#### [TASK DETAILS]
Repeat each line word for word.

============================================================

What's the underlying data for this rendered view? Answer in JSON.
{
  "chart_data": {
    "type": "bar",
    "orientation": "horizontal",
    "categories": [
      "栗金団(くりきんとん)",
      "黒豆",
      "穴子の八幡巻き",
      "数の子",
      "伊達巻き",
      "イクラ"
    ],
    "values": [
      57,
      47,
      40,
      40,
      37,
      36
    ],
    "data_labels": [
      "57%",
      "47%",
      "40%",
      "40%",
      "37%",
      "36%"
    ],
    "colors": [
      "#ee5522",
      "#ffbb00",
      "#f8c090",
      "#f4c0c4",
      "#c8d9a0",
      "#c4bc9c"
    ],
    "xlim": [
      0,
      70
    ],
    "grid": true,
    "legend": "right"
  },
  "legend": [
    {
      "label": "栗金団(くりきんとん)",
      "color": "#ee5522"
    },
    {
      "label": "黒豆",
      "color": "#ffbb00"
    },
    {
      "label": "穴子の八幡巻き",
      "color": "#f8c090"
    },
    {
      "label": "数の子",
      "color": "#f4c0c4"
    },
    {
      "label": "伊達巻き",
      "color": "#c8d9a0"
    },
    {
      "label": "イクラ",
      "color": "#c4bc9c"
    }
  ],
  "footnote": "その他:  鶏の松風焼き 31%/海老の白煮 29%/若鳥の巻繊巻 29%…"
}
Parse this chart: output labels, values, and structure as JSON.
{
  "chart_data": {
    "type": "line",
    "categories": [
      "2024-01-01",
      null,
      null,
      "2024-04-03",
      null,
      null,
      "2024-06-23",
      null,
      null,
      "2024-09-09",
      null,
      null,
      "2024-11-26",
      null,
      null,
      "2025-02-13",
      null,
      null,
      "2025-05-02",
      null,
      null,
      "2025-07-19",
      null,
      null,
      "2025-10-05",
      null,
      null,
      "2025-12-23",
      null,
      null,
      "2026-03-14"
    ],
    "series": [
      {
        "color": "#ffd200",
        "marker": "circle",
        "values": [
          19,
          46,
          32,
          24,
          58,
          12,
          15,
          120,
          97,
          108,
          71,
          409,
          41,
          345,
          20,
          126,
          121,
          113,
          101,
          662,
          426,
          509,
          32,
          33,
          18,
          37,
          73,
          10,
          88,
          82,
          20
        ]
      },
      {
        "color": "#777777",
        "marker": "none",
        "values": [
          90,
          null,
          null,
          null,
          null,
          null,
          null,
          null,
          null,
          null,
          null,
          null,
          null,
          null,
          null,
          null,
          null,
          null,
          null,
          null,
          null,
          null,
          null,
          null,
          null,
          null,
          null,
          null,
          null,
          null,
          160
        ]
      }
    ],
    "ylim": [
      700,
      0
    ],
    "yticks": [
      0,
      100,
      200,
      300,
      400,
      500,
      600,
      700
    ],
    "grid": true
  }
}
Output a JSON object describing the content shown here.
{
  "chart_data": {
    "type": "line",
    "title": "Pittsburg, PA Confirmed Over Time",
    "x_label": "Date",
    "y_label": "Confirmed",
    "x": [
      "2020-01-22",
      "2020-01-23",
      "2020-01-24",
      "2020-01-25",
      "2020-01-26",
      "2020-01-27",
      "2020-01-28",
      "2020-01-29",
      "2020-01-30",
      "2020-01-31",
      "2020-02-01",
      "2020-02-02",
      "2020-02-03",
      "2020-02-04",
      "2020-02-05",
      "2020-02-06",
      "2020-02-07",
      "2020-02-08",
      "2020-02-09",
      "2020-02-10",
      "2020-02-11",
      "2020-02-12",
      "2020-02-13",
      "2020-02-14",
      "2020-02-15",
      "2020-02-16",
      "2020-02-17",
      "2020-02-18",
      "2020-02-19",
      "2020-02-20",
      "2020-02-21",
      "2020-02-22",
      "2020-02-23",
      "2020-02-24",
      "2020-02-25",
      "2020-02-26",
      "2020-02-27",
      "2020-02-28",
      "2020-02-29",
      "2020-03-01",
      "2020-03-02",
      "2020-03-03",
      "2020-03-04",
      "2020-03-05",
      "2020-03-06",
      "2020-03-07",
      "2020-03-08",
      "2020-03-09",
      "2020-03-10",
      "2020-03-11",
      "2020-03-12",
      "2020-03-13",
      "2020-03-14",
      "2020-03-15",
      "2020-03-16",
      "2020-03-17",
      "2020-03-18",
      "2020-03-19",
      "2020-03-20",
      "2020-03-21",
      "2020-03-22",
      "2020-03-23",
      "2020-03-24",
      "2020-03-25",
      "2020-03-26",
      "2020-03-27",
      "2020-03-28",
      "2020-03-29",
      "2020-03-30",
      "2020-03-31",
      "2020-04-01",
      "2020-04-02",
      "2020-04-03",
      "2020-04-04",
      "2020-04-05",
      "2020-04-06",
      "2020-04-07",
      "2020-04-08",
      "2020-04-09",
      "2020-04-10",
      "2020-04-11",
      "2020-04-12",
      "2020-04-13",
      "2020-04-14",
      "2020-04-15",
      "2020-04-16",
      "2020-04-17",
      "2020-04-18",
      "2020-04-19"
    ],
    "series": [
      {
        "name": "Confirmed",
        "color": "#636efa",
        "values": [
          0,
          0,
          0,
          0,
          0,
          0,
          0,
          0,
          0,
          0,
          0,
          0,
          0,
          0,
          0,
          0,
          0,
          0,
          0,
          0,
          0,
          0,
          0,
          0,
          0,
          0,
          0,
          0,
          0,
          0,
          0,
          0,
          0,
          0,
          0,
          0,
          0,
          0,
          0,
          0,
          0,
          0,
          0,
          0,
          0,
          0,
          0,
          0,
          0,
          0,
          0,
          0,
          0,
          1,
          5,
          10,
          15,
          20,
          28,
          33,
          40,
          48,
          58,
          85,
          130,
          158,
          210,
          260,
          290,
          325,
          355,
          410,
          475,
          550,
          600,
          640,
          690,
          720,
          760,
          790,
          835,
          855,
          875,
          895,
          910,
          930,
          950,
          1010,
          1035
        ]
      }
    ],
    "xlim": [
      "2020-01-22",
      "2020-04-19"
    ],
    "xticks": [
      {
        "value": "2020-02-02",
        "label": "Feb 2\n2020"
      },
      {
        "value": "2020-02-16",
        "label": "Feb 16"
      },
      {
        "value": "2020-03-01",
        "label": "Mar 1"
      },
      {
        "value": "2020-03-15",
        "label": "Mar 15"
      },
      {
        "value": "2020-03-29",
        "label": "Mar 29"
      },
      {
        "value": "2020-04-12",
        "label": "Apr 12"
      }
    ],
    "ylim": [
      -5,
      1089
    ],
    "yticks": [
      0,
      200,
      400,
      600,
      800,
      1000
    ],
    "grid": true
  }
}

============================================================

#### [WORKED SOLUTION]
What's the underlying data for this rendered view? Answer in JSON.
{
  "chart_data": {
    "type": "bar",
    "orientation": "horizontal",
    "categories": [
      "栗金団(くりきんとん)",
      "黒豆",
      "穴子の八幡巻き",
      "数の子",
      "伊達巻き",
      "イクラ"
    ],
    "values": [
      57,
      47,
      40,
      40,
      37,
      36
    ],
    "data_labels": [
      "57%",
      "47%",
      "40%",
      "40%",
      "37%",
      "36%"
    ],
    "colors": [
      "#ee5522",
      "#ffbb00",
      "#f8c090",
      "#f4c0c4",
      "#c8d9a0",
      "#c4bc9c"
    ],
    "xlim": [
      0,
      70
    ],
    "grid": true,
    "legend": "right"
  },
  "legend": [
    {
      "label": "栗金団(くりきんとん)",
      "color": "#ee5522"
    },
    {
      "label": "黒豆",
      "color": "#ffbb00"
    },
    {
      "label": "穴子の八幡巻き",
      "color": "#f8c090"
    },
    {
      "label": "数の子",
      "color": "#f4c0c4"
    },
    {
      "label": "伊達巻き",
      "color": "#c8d9a0"
    },
    {
      "label": "イクラ",
      "color": "#c4bc9c"
    }
  ],
  "footnote": "その他:  鶏の松風焼き 31%/海老の白煮 29%/若鳥の巻繊巻 29%…"
}
Parse this chart: output labels, values, and structure as JSON.
{
  "chart_data": {
    "type": "line",
    "categories": [
      "2024-01-01",
      null,
      null,
      "2024-04-03",
      null,
      null,
      "2024-06-23",
      null,
      null,
      "2024-09-09",
      null,
      null,
      "2024-11-26",
      null,
      null,
      "2025-02-13",
      null,
      null,
      "2025-05-02",
      null,
      null,
      "2025-07-19",
      null,
      null,
      "2025-10-05",
      null,
      null,
      "2025-12-23",
      null,
      null,
      "2026-03-14"
    ],
    "series": [
      {
        "color": "#ffd200",
        "marker": "circle",
        "values": [
          19,
          46,
          32,
          24,
          58,
          12,
          15,
          120,
          97,
          108,
          71,
          409,
          41,
          345,
          20,
          126,
          121,
          113,
          101,
          662,
          426,
          509,
          32,
          33,
          18,
          37,
          73,
          10,
          88,
          82,
          20
        ]
      },
      {
        "color": "#777777",
        "marker": "none",
        "values": [
          90,
          null,
          null,
          null,
          null,
          null,
          null,
          null,
          null,
          null,
          null,
          null,
          null,
          null,
          null,
          null,
          null,
          null,
          null,
          null,
          null,
          null,
          null,
          null,
          null,
          null,
          null,
          null,
          null,
          null,
          160
        ]
      }
    ],
    "ylim": [
      700,
      0
    ],
    "yticks": [
      0,
      100,
      200,
      300,
      400,
      500,
      600,
      700
    ],
    "grid": true
  }
}
Output a JSON object describing the content shown here.
{
  "chart_data": {
    "type": "line",
    "title": "Pittsburg, PA Confirmed Over Time",
    "x_label": "Date",
    "y_label": "Confirmed",
    "x": [
      "2020-01-22",
      "2020-01-23",
      "2020-01-24",
      "2020-01-25",
      "2020-01-26",
      "2020-01-27",
      "2020-01-28",
      "2020-01-29",
      "2020-01-30",
      "2020-01-31",
      "2020-02-01",
      "2020-02-02",
      "2020-02-03",
      "2020-02-04",
      "2020-02-05",
      "2020-02-06",
      "2020-02-07",
      "2020-02-08",
      "2020-02-09",
      "2020-02-10",
      "2020-02-11",
      "2020-02-12",
      "2020-02-13",
      "2020-02-14",
      "2020-02-15",
      "2020-02-16",
      "2020-02-17",
      "2020-02-18",
      "2020-02-19",
      "2020-02-20",
      "2020-02-21",
      "2020-02-22",
      "2020-02-23",
      "2020-02-24",
      "2020-02-25",
      "2020-02-26",
      "2020-02-27",
      "2020-02-28",
      "2020-02-29",
      "2020-03-01",
      "2020-03-02",
      "2020-03-03",
      "2020-03-04",
      "2020-03-05",
      "2020-03-06",
      "2020-03-07",
      "2020-03-08",
      "2020-03-09",
      "2020-03-10",
      "2020-03-11",
      "2020-03-12",
      "2020-03-13",
      "2020-03-14",
      "2020-03-15",
      "2020-03-16",
      "2020-03-17",
      "2020-03-18",
      "2020-03-19",
      "2020-03-20",
      "2020-03-21",
      "2020-03-22",
      "2020-03-23",
      "2020-03-24",
      "2020-03-25",
      "2020-03-26",
      "2020-03-27",
      "2020-03-28",
      "2020-03-29",
      "2020-03-30",
      "2020-03-31",
      "2020-04-01",
      "2020-04-02",
      "2020-04-03",
      "2020-04-04",
      "2020-04-05",
      "2020-04-06",
      "2020-04-07",
      "2020-04-08",
      "2020-04-09",
      "2020-04-10",
      "2020-04-11",
      "2020-04-12",
      "2020-04-13",
      "2020-04-14",
      "2020-04-15",
      "2020-04-16",
      "2020-04-17",
      "2020-04-18",
      "2020-04-19"
    ],
    "series": [
      {
        "name": "Confirmed",
        "color": "#636efa",
        "values": [
          0,
          0,
          0,
          0,
          0,
          0,
          0,
          0,
          0,
          0,
          0,
          0,
          0,
          0,
          0,
          0,
          0,
          0,
          0,
          0,
          0,
          0,
          0,
          0,
          0,
          0,
          0,
          0,
          0,
          0,
          0,
          0,
          0,
          0,
          0,
          0,
          0,
          0,
          0,
          0,
          0,
          0,
          0,
          0,
          0,
          0,
          0,
          0,
          0,
          0,
          0,
          0,
          0,
          1,
          5,
          10,
          15,
          20,
          28,
          33,
          40,
          48,
          58,
          85,
          130,
          158,
          210,
          260,
          290,
          325,
          355,
          410,
          475,
          550,
          600,
          640,
          690,
          720,
          760,
          790,
          835,
          855,
          875,
          895,
          910,
          930,
          950,
          1010,
          1035
        ]
      }
    ],
    "xlim": [
      "2020-01-22",
      "2020-04-19"
    ],
    "xticks": [
      {
        "value": "2020-02-02",
        "label": "Feb 2\n2020"
      },
      {
        "value": "2020-02-16",
        "label": "Feb 16"
      },
      {
        "value": "2020-03-01",
        "label": "Mar 1"
      },
      {
        "value": "2020-03-15",
        "label": "Mar 15"
      },
      {
        "value": "2020-03-29",
        "label": "Mar 29"
      },
      {
        "value": "2020-04-12",
        "label": "Apr 12"
      }
    ],
    "ylim": [
      -5,
      1089
    ],
    "yticks": [
      0,
      200,
      400,
      600,
      800,
      1000
    ],
    "grid": true
  }
}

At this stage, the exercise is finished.